### Goal:
Output the full listing below exactly, without the pictures.
──────── Provided data
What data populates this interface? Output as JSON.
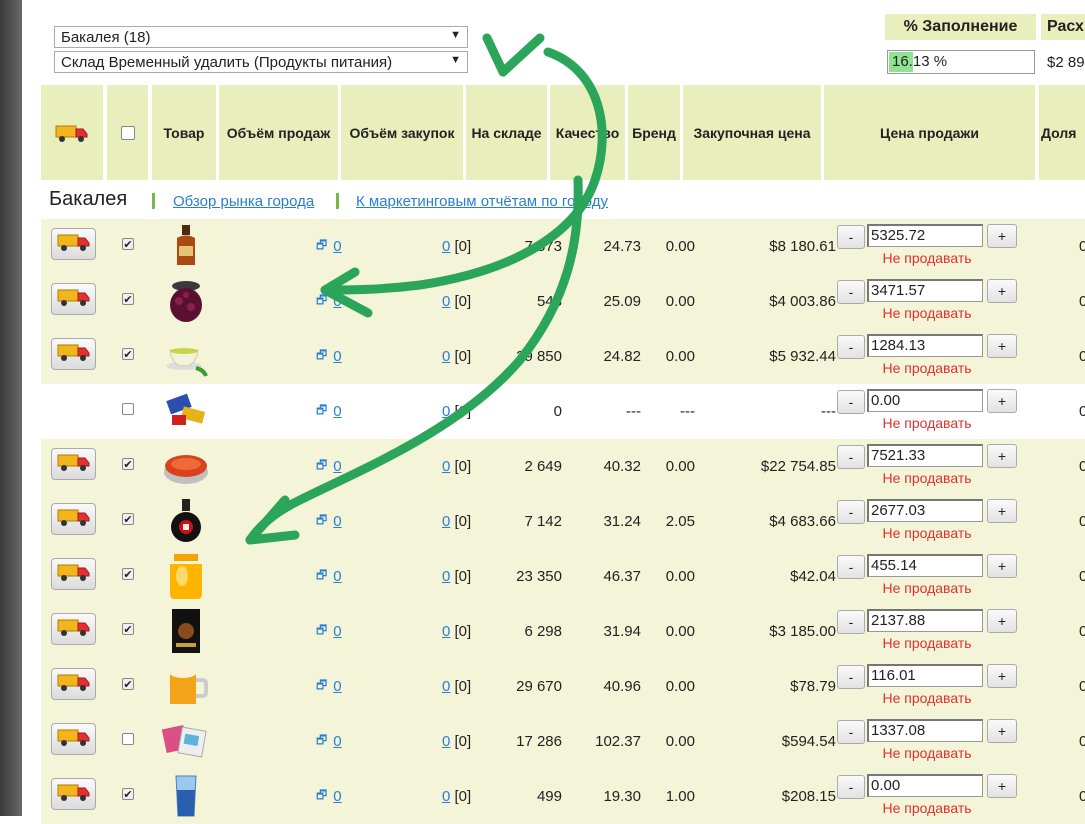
{
  "selectors": {
    "category": "Бакалея (18)",
    "warehouse": "Склад Временный удалить (Продукты питания)"
  },
  "fill": {
    "header": "% Заполнение",
    "value": "16.13 %",
    "fraction": 0.1613
  },
  "expenses": {
    "header": "Расх",
    "value": "$2 89"
  },
  "headers": {
    "product": "Товар",
    "sales_volume": "Объём продаж",
    "purchase_volume": "Объём закупок",
    "in_stock": "На складе",
    "quality": "Качество",
    "brand": "Бренд",
    "purchase_price": "Закупочная цена",
    "sale_price": "Цена продажи",
    "share": "Доля"
  },
  "section": {
    "title": "Бакалея",
    "link_market": "Обзор рынка города",
    "link_reports": "К маркетинговым отчётам по городу"
  },
  "rows": [
    {
      "img": "cognac-icon",
      "truck": true,
      "checked": true,
      "sales": "0",
      "purchase": "0",
      "purchase_bracket": "[0]",
      "stock": "7 573",
      "quality": "24.73",
      "brand": "0.00",
      "price": "$8 180.61",
      "sale_price": "5325.72",
      "no_sell": "Не продавать",
      "share": "0"
    },
    {
      "img": "jam-jar-icon",
      "truck": true,
      "checked": true,
      "sales": "0",
      "purchase": "0",
      "purchase_bracket": "[0]",
      "stock": "548",
      "quality": "25.09",
      "brand": "0.00",
      "price": "$4 003.86",
      "sale_price": "3471.57",
      "no_sell": "Не продавать",
      "share": "0"
    },
    {
      "img": "tea-cup-icon",
      "truck": true,
      "checked": true,
      "sales": "0",
      "purchase": "0",
      "purchase_bracket": "[0]",
      "stock": "29 850",
      "quality": "24.82",
      "brand": "0.00",
      "price": "$5 932.44",
      "sale_price": "1284.13",
      "no_sell": "Не продавать",
      "share": "0"
    },
    {
      "img": "candy-icon",
      "truck": false,
      "checked": false,
      "sales": "0",
      "purchase": "0",
      "purchase_bracket": "[0]",
      "stock": "0",
      "quality": "---",
      "brand": "---",
      "price": "---",
      "sale_price": "0.00",
      "no_sell": "Не продавать",
      "share": "0"
    },
    {
      "img": "caviar-tin-icon",
      "truck": true,
      "checked": true,
      "sales": "0",
      "purchase": "0",
      "purchase_bracket": "[0]",
      "stock": "2 649",
      "quality": "40.32",
      "brand": "0.00",
      "price": "$22 754.85",
      "sale_price": "7521.33",
      "no_sell": "Не продавать",
      "share": "0"
    },
    {
      "img": "liqueur-bottle-icon",
      "truck": true,
      "checked": true,
      "sales": "0",
      "purchase": "0",
      "purchase_bracket": "[0]",
      "stock": "7 142",
      "quality": "31.24",
      "brand": "2.05",
      "price": "$4 683.66",
      "sale_price": "2677.03",
      "no_sell": "Не продавать",
      "share": "0"
    },
    {
      "img": "honey-jar-icon",
      "truck": true,
      "checked": true,
      "sales": "0",
      "purchase": "0",
      "purchase_bracket": "[0]",
      "stock": "23 350",
      "quality": "46.37",
      "brand": "0.00",
      "price": "$42.04",
      "sale_price": "455.14",
      "no_sell": "Не продавать",
      "share": "0"
    },
    {
      "img": "coffee-pack-icon",
      "truck": true,
      "checked": true,
      "sales": "0",
      "purchase": "0",
      "purchase_bracket": "[0]",
      "stock": "6 298",
      "quality": "31.94",
      "brand": "0.00",
      "price": "$3 185.00",
      "sale_price": "2137.88",
      "no_sell": "Не продавать",
      "share": "0"
    },
    {
      "img": "beer-mug-icon",
      "truck": true,
      "checked": true,
      "sales": "0",
      "purchase": "0",
      "purchase_bracket": "[0]",
      "stock": "29 670",
      "quality": "40.96",
      "brand": "0.00",
      "price": "$78.79",
      "sale_price": "116.01",
      "no_sell": "Не продавать",
      "share": "0"
    },
    {
      "img": "snack-packs-icon",
      "truck": true,
      "checked": false,
      "sales": "0",
      "purchase": "0",
      "purchase_bracket": "[0]",
      "stock": "17 286",
      "quality": "102.37",
      "brand": "0.00",
      "price": "$594.54",
      "sale_price": "1337.08",
      "no_sell": "Не продавать",
      "share": "0"
    },
    {
      "img": "water-glass-icon",
      "truck": true,
      "checked": true,
      "sales": "0",
      "purchase": "0",
      "purchase_bracket": "[0]",
      "stock": "499",
      "quality": "19.30",
      "brand": "1.00",
      "price": "$208.15",
      "sale_price": "0.00",
      "no_sell": "Не продавать",
      "share": "0"
    }
  ],
  "colors": {
    "header_bg": "#e8efbd",
    "row_shade": "#f4f4d8",
    "link": "#2a7fd4",
    "no_sell": "#e0312e",
    "annotation": "#2aa55a"
  }
}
────────────────
### Exercise solution:
What data populates this interface? Output as JSON.
{
  "selectors": {
    "category": "Бакалея (18)",
    "warehouse": "Склад Временный удалить (Продукты питания)"
  },
  "fill": {
    "header": "% Заполнение",
    "value": "16.13 %",
    "fraction": 0.1613
  },
  "expenses": {
    "header": "Расх",
    "value": "$2 89"
  },
  "headers": {
    "product": "Товар",
    "sales_volume": "Объём продаж",
    "purchase_volume": "Объём закупок",
    "in_stock": "На складе",
    "quality": "Качество",
    "brand": "Бренд",
    "purchase_price": "Закупочная цена",
    "sale_price": "Цена продажи",
    "share": "Доля"
  },
  "section": {
    "title": "Бакалея",
    "link_market": "Обзор рынка города",
    "link_reports": "К маркетинговым отчётам по городу"
  },
  "rows": [
    {
      "img": "cognac-icon",
      "truck": true,
      "checked": true,
      "sales": "0",
      "purchase": "0",
      "purchase_bracket": "[0]",
      "stock": "7 573",
      "quality": "24.73",
      "brand": "0.00",
      "price": "$8 180.61",
      "sale_price": "5325.72",
      "no_sell": "Не продавать",
      "share": "0"
    },
    {
      "img": "jam-jar-icon",
      "truck": true,
      "checked": true,
      "sales": "0",
      "purchase": "0",
      "purchase_bracket": "[0]",
      "stock": "548",
      "quality": "25.09",
      "brand": "0.00",
      "price": "$4 003.86",
      "sale_price": "3471.57",
      "no_sell": "Не продавать",
      "share": "0"
    },
    {
      "img": "tea-cup-icon",
      "truck": true,
      "checked": true,
      "sales": "0",
      "purchase": "0",
      "purchase_bracket": "[0]",
      "stock": "29 850",
      "quality": "24.82",
      "brand": "0.00",
      "price": "$5 932.44",
      "sale_price": "1284.13",
      "no_sell": "Не продавать",
      "share": "0"
    },
    {
      "img": "candy-icon",
      "truck": false,
      "checked": false,
      "sales": "0",
      "purchase": "0",
      "purchase_bracket": "[0]",
      "stock": "0",
      "quality": "---",
      "brand": "---",
      "price": "---",
      "sale_price": "0.00",
      "no_sell": "Не продавать",
      "share": "0"
    },
    {
      "img": "caviar-tin-icon",
      "truck": true,
      "checked": true,
      "sales": "0",
      "purchase": "0",
      "purchase_bracket": "[0]",
      "stock": "2 649",
      "quality": "40.32",
      "brand": "0.00",
      "price": "$22 754.85",
      "sale_price": "7521.33",
      "no_sell": "Не продавать",
      "share": "0"
    },
    {
      "img": "liqueur-bottle-icon",
      "truck": true,
      "checked": true,
      "sales": "0",
      "purchase": "0",
      "purchase_bracket": "[0]",
      "stock": "7 142",
      "quality": "31.24",
      "brand": "2.05",
      "price": "$4 683.66",
      "sale_price": "2677.03",
      "no_sell": "Не продавать",
      "share": "0"
    },
    {
      "img": "honey-jar-icon",
      "truck": true,
      "checked": true,
      "sales": "0",
      "purchase": "0",
      "purchase_bracket": "[0]",
      "stock": "23 350",
      "quality": "46.37",
      "brand": "0.00",
      "price": "$42.04",
      "sale_price": "455.14",
      "no_sell": "Не продавать",
      "share": "0"
    },
    {
      "img": "coffee-pack-icon",
      "truck": true,
      "checked": true,
      "sales": "0",
      "purchase": "0",
      "purchase_bracket": "[0]",
      "stock": "6 298",
      "quality": "31.94",
      "brand": "0.00",
      "price": "$3 185.00",
      "sale_price": "2137.88",
      "no_sell": "Не продавать",
      "share": "0"
    },
    {
      "img": "beer-mug-icon",
      "truck": true,
      "checked": true,
      "sales": "0",
      "purchase": "0",
      "purchase_bracket": "[0]",
      "stock": "29 670",
      "quality": "40.96",
      "brand": "0.00",
      "price": "$78.79",
      "sale_price": "116.01",
      "no_sell": "Не продавать",
      "share": "0"
    },
    {
      "img": "snack-packs-icon",
      "truck": true,
      "checked": false,
      "sales": "0",
      "purchase": "0",
      "purchase_bracket": "[0]",
      "stock": "17 286",
      "quality": "102.37",
      "brand": "0.00",
      "price": "$594.54",
      "sale_price": "1337.08",
      "no_sell": "Не продавать",
      "share": "0"
    },
    {
      "img": "water-glass-icon",
      "truck": true,
      "checked": true,
      "sales": "0",
      "purchase": "0",
      "purchase_bracket": "[0]",
      "stock": "499",
      "quality": "19.30",
      "brand": "1.00",
      "price": "$208.15",
      "sale_price": "0.00",
      "no_sell": "Не продавать",
      "share": "0"
    }
  ],
  "colors": {
    "header_bg": "#e8efbd",
    "row_shade": "#f4f4d8",
    "link": "#2a7fd4",
    "no_sell": "#e0312e",
    "annotation": "#2aa55a"
  }
}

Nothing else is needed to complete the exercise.